Records

## start

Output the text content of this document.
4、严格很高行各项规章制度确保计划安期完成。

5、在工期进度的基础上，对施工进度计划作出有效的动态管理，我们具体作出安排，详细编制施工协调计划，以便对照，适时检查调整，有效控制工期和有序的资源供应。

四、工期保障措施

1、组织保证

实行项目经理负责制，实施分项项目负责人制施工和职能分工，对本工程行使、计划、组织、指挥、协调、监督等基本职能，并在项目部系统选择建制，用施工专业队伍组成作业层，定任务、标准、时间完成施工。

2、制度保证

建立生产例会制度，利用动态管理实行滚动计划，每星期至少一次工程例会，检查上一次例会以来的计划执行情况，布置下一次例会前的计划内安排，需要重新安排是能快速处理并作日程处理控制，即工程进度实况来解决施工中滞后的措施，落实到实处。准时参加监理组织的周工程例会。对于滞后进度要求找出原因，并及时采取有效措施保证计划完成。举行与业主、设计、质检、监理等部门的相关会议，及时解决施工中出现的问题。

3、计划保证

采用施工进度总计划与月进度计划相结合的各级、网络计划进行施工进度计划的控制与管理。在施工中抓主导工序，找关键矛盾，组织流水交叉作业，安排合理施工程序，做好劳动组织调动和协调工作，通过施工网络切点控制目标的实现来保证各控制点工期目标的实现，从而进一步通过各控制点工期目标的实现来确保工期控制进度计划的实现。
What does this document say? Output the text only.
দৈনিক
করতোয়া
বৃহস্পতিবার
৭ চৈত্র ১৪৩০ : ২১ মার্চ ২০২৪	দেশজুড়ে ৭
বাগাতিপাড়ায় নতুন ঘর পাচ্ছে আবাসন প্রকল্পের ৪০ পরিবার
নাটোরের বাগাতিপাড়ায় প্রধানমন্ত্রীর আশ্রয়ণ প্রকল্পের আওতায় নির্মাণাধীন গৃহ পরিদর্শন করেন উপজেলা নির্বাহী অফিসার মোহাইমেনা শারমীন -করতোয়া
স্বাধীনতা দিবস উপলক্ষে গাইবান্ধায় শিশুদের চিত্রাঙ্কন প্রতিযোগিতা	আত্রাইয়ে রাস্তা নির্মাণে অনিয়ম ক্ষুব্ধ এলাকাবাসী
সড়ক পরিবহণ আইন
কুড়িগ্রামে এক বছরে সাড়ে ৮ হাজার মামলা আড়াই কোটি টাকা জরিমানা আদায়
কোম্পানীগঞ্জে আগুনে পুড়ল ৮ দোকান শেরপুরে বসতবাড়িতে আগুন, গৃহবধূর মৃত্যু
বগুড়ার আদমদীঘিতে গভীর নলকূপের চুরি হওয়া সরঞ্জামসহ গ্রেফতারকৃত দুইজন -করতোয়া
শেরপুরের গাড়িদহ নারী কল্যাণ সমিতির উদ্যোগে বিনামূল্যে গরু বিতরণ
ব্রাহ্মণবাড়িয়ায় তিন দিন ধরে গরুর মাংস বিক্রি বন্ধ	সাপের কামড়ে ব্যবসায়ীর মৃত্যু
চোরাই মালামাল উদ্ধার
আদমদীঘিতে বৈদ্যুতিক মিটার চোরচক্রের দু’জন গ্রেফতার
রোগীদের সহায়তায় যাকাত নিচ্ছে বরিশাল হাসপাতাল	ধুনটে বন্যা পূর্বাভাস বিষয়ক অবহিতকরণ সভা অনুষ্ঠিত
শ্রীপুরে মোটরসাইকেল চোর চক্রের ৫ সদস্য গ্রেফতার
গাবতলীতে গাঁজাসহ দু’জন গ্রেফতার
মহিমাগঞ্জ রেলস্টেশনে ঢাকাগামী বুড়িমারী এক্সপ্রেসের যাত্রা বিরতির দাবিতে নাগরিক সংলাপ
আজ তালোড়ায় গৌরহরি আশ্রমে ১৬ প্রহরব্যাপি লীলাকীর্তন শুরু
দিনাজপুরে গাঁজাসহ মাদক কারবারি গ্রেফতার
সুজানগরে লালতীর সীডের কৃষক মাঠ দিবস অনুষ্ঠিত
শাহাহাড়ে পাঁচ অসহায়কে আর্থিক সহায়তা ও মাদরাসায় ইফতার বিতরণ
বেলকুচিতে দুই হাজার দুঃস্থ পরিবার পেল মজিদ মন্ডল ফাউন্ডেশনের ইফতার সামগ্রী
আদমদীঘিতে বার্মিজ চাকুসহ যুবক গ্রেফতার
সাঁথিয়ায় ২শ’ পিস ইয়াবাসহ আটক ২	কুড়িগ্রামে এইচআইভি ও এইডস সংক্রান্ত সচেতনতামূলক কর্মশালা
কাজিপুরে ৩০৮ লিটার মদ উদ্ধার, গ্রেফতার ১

## end

Using the material above, gather every line that includes "this".

Output the text content of this document.
What does this document say? Output the text only.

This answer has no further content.